PROMPT => Reproduce the data word for word, from its first line through the line that contains "71, 586, 86]", including both of those lines.

(Element and region data)
::::::::::
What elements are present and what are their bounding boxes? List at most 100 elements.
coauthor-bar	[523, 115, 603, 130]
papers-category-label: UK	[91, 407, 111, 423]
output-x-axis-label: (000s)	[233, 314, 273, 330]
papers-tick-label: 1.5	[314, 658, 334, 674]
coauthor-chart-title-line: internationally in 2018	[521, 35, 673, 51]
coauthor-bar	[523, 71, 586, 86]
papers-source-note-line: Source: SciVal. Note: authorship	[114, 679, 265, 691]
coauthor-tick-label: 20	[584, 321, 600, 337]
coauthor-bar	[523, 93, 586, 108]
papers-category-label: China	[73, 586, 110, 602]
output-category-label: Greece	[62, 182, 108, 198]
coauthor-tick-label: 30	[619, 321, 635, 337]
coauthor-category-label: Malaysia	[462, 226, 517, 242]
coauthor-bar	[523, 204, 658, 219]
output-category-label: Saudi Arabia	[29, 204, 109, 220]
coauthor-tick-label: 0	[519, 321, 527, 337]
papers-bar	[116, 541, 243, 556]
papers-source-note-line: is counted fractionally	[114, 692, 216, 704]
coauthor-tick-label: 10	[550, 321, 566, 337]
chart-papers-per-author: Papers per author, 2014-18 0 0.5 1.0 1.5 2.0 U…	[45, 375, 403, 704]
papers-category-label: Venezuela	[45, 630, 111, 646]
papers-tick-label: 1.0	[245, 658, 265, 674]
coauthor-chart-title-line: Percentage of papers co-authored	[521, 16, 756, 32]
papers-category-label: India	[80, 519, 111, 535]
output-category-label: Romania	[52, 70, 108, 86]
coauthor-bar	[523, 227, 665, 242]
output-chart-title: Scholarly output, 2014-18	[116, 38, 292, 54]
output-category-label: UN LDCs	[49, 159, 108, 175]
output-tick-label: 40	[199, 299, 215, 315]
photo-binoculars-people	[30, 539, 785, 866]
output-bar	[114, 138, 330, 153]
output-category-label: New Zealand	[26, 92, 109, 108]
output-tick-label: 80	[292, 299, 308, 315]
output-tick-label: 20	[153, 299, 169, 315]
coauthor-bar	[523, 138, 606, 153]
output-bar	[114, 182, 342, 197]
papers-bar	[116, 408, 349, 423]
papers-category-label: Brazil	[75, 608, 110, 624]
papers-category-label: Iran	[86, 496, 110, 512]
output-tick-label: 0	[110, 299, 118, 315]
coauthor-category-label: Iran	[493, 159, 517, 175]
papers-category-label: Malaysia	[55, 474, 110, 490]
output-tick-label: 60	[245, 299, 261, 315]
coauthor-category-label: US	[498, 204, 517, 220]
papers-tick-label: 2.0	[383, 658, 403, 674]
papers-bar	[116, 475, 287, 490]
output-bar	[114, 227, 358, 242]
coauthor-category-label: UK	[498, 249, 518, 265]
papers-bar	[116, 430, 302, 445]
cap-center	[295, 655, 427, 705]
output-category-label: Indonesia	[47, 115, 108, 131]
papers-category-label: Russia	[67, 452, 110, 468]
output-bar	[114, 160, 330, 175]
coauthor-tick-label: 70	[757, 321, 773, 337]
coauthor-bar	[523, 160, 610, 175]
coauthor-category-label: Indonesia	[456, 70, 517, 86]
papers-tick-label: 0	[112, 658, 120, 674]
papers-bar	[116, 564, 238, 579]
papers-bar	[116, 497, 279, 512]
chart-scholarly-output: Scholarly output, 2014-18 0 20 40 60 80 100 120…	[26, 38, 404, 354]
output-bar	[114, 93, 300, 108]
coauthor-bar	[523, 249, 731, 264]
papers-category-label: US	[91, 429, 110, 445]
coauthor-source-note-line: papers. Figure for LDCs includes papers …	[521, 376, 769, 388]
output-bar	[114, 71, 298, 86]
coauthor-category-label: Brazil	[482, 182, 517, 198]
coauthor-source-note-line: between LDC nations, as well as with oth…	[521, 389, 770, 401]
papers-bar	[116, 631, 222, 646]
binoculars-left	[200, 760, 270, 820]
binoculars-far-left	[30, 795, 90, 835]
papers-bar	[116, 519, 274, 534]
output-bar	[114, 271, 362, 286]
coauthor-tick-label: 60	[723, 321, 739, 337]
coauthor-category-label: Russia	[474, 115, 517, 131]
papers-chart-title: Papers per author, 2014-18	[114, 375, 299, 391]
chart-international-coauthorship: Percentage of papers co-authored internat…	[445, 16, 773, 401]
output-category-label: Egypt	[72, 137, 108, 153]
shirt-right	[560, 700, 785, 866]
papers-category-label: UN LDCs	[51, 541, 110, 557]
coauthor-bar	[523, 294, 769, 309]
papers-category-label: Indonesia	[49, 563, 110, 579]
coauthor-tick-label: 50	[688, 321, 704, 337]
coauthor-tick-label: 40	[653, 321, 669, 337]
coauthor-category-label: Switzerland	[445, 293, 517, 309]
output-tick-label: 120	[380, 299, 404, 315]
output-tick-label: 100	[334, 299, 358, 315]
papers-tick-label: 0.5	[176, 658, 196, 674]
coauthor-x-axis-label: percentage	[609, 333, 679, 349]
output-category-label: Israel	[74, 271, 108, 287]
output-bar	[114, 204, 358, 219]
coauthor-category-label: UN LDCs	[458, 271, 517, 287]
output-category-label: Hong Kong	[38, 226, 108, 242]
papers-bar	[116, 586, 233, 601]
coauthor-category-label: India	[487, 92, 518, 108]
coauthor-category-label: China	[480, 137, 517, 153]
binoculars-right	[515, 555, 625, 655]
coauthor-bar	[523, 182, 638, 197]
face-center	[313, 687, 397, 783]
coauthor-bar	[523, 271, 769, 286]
::::::::::
SOLUTION =>
What elements are present and what are their bounding boxes? List at most 100 elements.
coauthor-bar	[523, 115, 603, 130]
papers-category-label: UK	[91, 407, 111, 423]
output-x-axis-label: (000s)	[233, 314, 273, 330]
papers-tick-label: 1.5	[314, 658, 334, 674]
coauthor-chart-title-line: internationally in 2018	[521, 35, 673, 51]
coauthor-bar	[523, 71, 586, 86]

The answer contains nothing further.